● Direction:
Pick every line with "RICOH" from the material below.

═════ Given information

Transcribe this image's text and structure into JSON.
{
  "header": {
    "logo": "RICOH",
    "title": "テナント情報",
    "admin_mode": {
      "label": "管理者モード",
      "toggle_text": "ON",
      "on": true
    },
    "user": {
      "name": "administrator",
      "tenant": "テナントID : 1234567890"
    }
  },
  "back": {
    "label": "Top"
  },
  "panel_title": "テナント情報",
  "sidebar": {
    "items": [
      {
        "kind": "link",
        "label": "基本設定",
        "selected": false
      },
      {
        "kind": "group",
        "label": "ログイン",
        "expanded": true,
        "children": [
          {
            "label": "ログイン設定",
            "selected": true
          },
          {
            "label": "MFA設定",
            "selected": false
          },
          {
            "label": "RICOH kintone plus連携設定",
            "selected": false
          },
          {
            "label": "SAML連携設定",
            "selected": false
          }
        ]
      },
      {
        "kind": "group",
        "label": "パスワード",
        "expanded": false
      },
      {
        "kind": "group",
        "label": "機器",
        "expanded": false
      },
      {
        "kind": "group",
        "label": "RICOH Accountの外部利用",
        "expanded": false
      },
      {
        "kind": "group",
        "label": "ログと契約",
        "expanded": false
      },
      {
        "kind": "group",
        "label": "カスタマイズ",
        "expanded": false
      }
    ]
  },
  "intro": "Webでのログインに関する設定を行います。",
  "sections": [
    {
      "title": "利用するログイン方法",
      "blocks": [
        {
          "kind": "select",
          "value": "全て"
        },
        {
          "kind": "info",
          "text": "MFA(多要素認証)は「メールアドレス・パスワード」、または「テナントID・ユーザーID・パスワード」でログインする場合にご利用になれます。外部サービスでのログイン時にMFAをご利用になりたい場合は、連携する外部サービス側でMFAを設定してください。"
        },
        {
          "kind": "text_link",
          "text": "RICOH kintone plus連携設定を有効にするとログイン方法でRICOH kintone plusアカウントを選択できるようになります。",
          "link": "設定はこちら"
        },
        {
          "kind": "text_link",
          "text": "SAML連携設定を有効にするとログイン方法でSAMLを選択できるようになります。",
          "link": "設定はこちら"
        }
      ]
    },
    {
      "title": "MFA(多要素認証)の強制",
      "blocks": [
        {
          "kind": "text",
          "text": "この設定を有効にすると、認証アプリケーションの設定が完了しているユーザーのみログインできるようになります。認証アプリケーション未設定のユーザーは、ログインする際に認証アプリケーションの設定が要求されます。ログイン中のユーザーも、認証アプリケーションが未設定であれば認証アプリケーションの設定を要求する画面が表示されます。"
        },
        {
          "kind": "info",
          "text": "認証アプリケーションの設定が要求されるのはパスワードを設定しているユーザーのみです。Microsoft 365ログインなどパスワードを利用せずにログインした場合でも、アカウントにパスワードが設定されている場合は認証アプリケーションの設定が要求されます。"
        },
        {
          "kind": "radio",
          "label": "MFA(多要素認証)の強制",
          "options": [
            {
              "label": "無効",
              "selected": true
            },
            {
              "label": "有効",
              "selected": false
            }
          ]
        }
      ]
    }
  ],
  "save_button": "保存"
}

══════════

● Task solution:
    "logo": "RICOH",
            "label": "RICOH kintone plus連携設定",
        "label": "RICOH Accountの外部利用",
          "text": "RICOH kintone plus連携設定を有効にするとログイン方法でRICOH kintone plusアカウントを選択できるようになります。",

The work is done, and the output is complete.